§ OBJECTIVE: Copy out every line exactly as given.

§ GIVEN RECORDS:

##############################

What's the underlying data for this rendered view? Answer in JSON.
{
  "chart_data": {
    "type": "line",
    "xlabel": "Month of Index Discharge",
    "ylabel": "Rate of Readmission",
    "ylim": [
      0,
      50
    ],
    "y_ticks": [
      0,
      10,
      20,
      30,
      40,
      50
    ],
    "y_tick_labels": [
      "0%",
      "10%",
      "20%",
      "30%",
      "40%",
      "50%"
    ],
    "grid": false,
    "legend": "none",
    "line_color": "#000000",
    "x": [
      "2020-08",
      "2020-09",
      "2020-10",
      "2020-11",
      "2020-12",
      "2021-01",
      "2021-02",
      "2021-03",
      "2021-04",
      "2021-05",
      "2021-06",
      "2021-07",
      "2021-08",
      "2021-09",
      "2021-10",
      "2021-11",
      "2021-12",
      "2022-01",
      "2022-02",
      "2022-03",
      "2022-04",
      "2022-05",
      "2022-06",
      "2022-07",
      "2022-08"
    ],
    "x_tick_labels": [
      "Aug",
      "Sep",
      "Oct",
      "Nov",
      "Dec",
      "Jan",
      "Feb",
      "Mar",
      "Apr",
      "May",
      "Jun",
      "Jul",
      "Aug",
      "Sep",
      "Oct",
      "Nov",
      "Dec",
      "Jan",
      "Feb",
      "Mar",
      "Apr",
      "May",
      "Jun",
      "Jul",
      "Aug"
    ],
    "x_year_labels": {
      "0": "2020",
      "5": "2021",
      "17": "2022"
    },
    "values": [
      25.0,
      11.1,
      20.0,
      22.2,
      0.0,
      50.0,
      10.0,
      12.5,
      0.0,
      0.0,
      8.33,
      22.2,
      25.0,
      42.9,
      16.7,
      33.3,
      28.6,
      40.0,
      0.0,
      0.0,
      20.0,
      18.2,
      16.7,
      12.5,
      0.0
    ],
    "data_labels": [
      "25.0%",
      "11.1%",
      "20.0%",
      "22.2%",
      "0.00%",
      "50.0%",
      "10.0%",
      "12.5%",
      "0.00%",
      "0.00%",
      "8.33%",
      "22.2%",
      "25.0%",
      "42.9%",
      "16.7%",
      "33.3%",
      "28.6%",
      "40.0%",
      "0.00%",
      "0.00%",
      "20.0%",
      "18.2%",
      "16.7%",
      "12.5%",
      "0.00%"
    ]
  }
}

##############################

§ SOLUTION FOR THIS PROBLEM:
What's the underlying data for this rendered view? Answer in JSON.
{
  "chart_data": {
    "type": "line",
    "xlabel": "Month of Index Discharge",
    "ylabel": "Rate of Readmission",
    "ylim": [
      0,
      50
    ],
    "y_ticks": [
      0,
      10,
      20,
      30,
      40,
      50
    ],
    "y_tick_labels": [
      "0%",
      "10%",
      "20%",
      "30%",
      "40%",
      "50%"
    ],
    "grid": false,
    "legend": "none",
    "line_color": "#000000",
    "x": [
      "2020-08",
      "2020-09",
      "2020-10",
      "2020-11",
      "2020-12",
      "2021-01",
      "2021-02",
      "2021-03",
      "2021-04",
      "2021-05",
      "2021-06",
      "2021-07",
      "2021-08",
      "2021-09",
      "2021-10",
      "2021-11",
      "2021-12",
      "2022-01",
      "2022-02",
      "2022-03",
      "2022-04",
      "2022-05",
      "2022-06",
      "2022-07",
      "2022-08"
    ],
    "x_tick_labels": [
      "Aug",
      "Sep",
      "Oct",
      "Nov",
      "Dec",
      "Jan",
      "Feb",
      "Mar",
      "Apr",
      "May",
      "Jun",
      "Jul",
      "Aug",
      "Sep",
      "Oct",
      "Nov",
      "Dec",
      "Jan",
      "Feb",
      "Mar",
      "Apr",
      "May",
      "Jun",
      "Jul",
      "Aug"
    ],
    "x_year_labels": {
      "0": "2020",
      "5": "2021",
      "17": "2022"
    },
    "values": [
      25.0,
      11.1,
      20.0,
      22.2,
      0.0,
      50.0,
      10.0,
      12.5,
      0.0,
      0.0,
      8.33,
      22.2,
      25.0,
      42.9,
      16.7,
      33.3,
      28.6,
      40.0,
      0.0,
      0.0,
      20.0,
      18.2,
      16.7,
      12.5,
      0.0
    ],
    "data_labels": [
      "25.0%",
      "11.1%",
      "20.0%",
      "22.2%",
      "0.00%",
      "50.0%",
      "10.0%",
      "12.5%",
      "0.00%",
      "0.00%",
      "8.33%",
      "22.2%",
      "25.0%",
      "42.9%",
      "16.7%",
      "33.3%",
      "28.6%",
      "40.0%",
      "0.00%",
      "0.00%",
      "20.0%",
      "18.2%",
      "16.7%",
      "12.5%",
      "0.00%"
    ]
  }
}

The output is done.